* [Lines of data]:
★ ★ ★ ★

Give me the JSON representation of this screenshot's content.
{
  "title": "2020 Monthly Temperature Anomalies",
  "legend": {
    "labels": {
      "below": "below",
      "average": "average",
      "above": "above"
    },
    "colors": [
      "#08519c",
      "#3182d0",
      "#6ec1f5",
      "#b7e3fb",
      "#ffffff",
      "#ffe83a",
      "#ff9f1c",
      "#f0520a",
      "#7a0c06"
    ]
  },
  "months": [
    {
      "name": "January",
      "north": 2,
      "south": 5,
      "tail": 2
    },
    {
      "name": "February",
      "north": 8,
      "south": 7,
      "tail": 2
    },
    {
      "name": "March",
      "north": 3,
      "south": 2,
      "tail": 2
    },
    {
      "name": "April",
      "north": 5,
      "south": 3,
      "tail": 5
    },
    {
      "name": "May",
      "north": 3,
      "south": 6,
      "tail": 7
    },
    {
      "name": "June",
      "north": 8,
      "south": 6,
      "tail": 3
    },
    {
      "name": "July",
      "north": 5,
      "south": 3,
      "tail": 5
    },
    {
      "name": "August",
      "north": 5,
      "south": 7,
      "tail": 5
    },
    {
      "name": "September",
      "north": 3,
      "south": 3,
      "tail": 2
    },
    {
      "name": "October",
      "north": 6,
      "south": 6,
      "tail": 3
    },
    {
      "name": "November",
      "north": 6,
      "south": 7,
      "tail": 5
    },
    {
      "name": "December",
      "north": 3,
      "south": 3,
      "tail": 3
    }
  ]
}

★ ★ ★ ★

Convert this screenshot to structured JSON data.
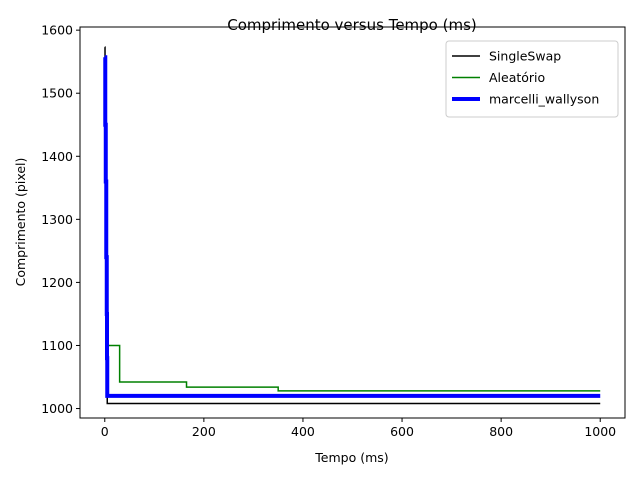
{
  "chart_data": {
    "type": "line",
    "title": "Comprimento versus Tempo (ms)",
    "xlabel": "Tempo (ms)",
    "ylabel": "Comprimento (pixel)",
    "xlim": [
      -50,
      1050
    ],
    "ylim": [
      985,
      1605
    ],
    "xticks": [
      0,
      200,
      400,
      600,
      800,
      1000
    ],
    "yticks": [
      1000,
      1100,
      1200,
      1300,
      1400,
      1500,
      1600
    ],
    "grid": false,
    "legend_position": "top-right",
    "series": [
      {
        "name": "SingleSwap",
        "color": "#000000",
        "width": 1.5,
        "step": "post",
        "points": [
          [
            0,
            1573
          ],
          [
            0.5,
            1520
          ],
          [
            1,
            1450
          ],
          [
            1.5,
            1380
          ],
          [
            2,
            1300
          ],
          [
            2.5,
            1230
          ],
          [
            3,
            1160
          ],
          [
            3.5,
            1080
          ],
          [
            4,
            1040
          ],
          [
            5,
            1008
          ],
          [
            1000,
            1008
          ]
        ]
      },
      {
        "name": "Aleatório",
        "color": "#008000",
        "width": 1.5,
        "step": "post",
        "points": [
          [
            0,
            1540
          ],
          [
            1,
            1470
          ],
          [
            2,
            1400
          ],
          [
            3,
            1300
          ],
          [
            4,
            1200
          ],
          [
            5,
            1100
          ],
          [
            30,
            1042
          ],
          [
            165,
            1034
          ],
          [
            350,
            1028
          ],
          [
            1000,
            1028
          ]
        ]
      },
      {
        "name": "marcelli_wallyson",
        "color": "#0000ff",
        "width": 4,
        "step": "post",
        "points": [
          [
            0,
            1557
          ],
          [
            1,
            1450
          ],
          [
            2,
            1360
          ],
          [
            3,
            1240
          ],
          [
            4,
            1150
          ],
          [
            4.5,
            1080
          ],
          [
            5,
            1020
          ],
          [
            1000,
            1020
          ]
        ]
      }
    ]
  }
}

★ ★ ★ ★

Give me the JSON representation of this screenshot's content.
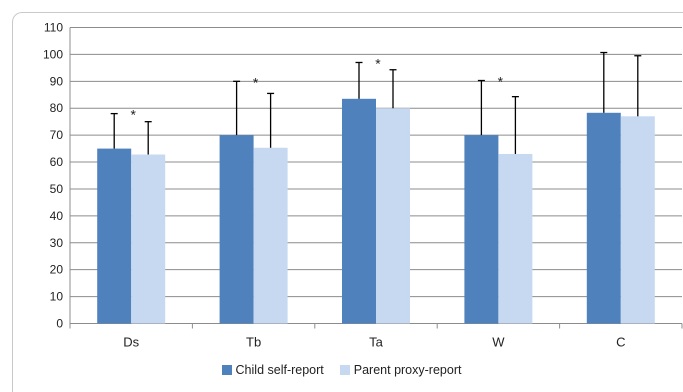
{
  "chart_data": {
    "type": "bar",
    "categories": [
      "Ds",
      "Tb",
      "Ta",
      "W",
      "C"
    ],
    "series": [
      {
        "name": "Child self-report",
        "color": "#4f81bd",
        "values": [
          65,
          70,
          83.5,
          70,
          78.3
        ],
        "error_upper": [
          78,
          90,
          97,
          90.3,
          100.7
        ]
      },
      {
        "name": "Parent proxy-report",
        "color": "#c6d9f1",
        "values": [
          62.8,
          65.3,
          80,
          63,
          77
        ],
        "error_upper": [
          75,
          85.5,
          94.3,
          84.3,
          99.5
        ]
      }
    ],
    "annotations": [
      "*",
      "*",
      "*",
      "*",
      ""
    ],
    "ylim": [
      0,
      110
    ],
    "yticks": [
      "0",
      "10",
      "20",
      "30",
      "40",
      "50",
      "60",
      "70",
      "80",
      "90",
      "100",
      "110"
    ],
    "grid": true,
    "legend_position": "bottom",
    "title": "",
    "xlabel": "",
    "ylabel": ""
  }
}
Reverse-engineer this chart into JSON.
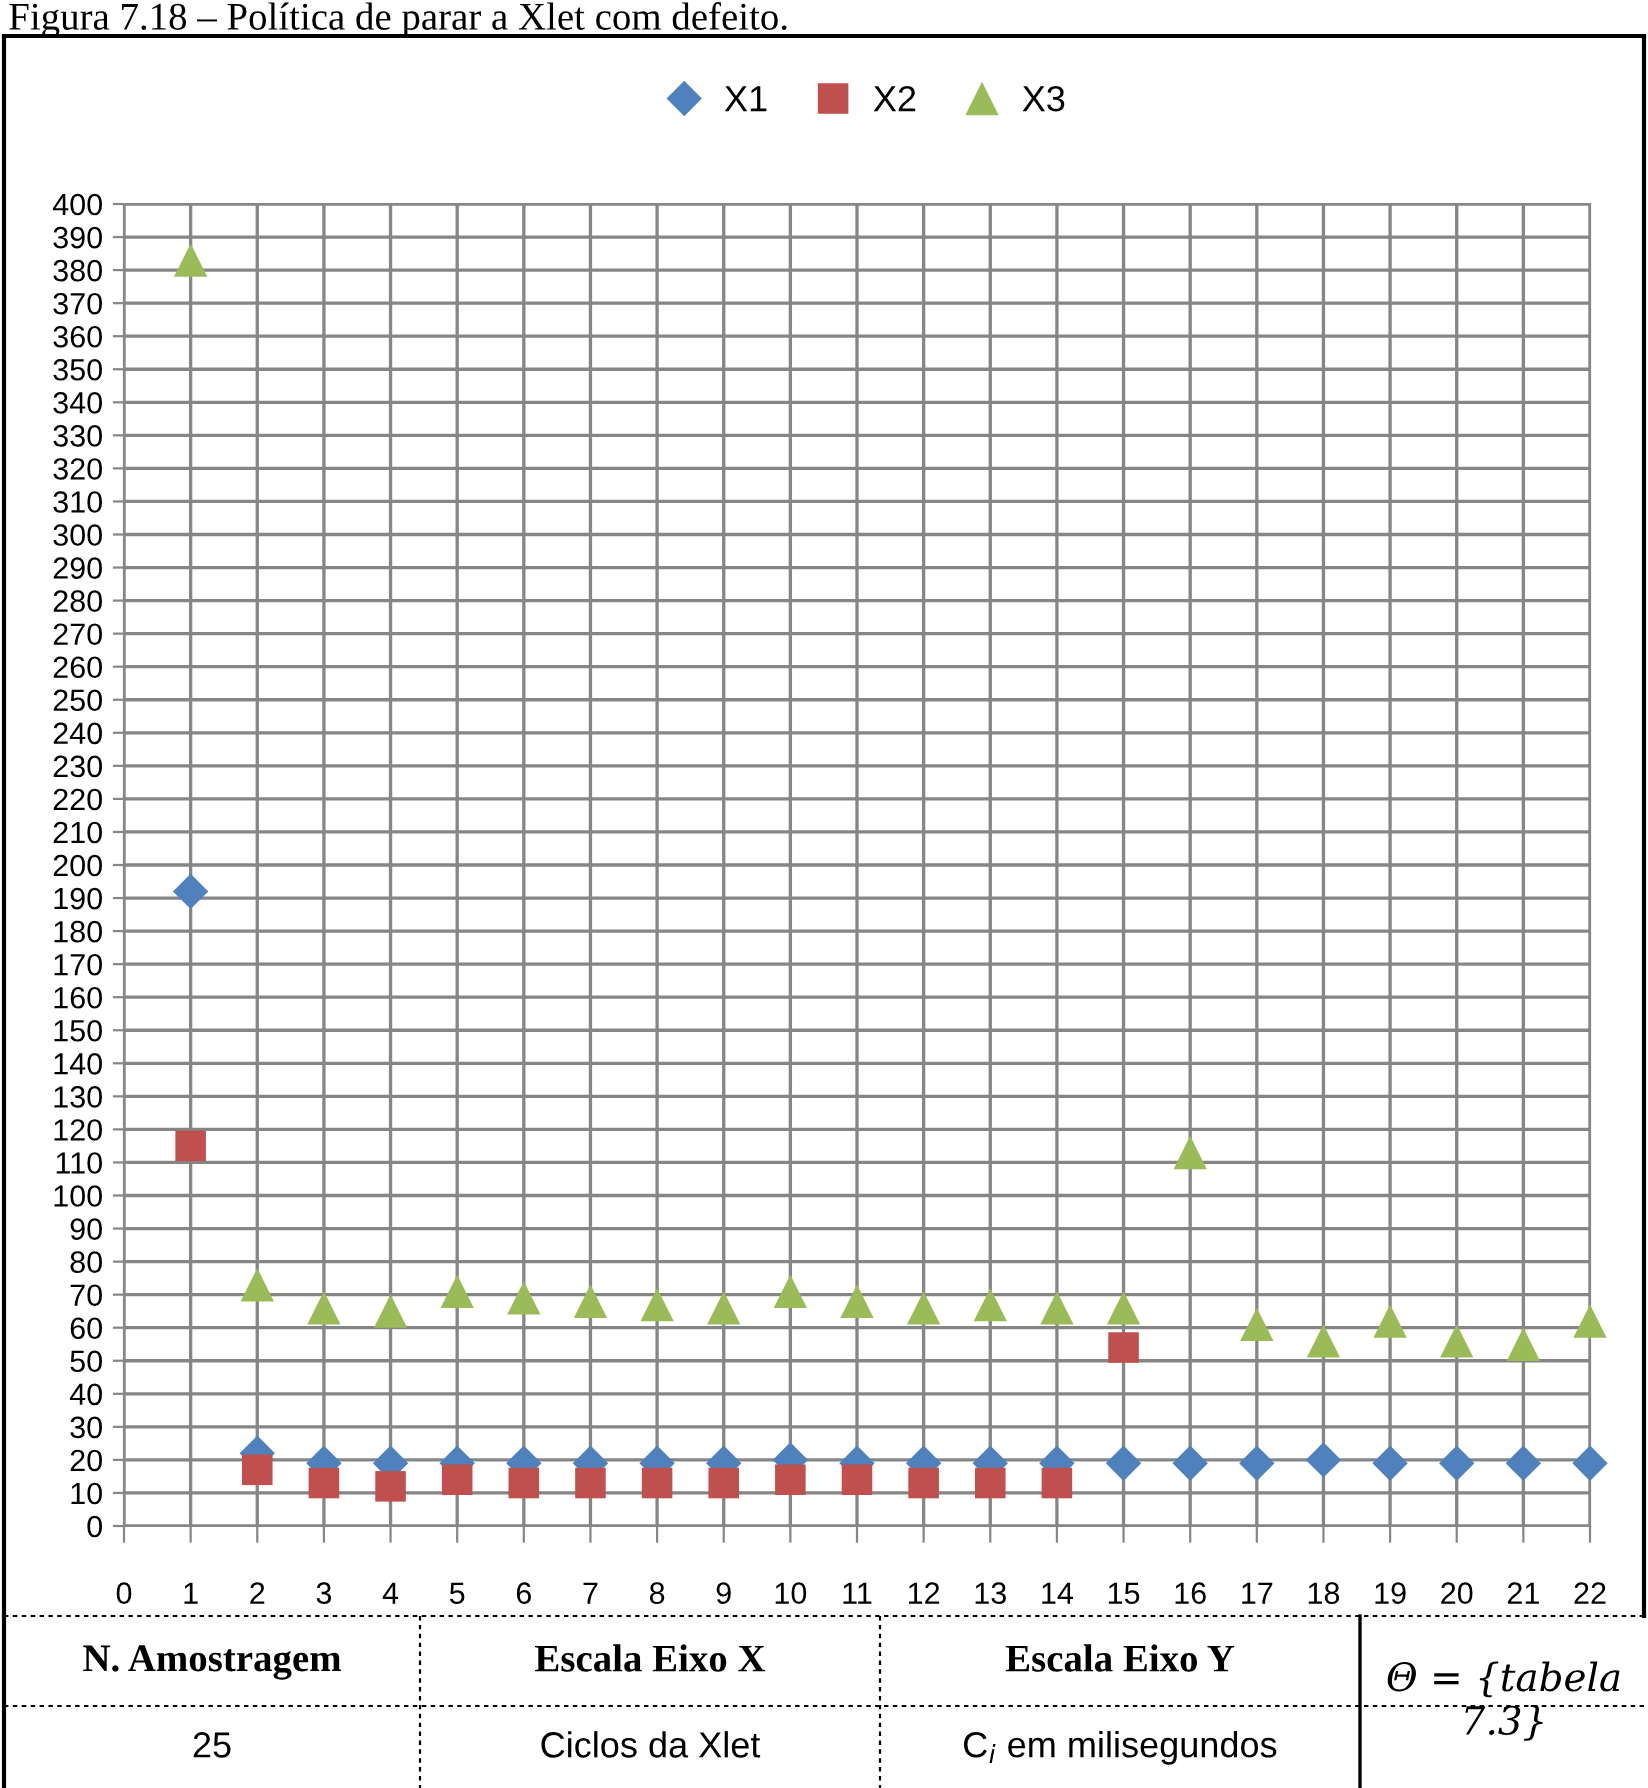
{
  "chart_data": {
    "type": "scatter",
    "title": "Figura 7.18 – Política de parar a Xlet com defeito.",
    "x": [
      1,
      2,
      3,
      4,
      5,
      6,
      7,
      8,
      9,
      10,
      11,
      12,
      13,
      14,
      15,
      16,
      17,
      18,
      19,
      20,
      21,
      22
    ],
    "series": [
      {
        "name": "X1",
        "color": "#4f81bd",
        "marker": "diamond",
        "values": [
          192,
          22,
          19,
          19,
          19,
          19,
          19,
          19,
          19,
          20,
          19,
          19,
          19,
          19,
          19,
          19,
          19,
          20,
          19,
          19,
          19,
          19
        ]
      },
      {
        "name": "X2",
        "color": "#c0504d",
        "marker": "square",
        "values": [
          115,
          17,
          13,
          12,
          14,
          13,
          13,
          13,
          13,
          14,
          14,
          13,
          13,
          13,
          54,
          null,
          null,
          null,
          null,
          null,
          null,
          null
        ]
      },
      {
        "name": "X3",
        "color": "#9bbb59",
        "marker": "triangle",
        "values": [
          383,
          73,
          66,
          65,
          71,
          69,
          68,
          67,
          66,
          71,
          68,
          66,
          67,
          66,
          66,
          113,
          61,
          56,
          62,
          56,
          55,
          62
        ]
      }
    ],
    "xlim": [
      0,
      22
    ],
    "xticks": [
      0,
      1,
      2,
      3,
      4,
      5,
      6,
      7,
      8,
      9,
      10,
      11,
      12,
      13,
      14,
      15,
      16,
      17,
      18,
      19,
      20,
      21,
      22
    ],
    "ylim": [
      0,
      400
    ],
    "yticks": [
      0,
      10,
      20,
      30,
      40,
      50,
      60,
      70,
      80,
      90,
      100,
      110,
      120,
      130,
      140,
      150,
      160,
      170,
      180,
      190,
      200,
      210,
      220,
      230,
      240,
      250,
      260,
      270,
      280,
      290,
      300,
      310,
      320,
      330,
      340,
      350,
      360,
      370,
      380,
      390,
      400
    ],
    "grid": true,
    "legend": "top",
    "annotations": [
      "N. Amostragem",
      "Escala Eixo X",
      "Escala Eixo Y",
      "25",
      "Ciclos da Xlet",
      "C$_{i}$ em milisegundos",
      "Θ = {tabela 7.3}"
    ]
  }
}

★ ★ ★ ★

* [Short problem]: Collect the lines that hold "title".

* [Final result]:
  "title": "2020 Monthly Temperature Anomalies",
    "title": "Comprimento versus Tempo (ms)",
    "title": "",
    "title": "Figura 7.18 – Política de parar a Xlet com defeito.",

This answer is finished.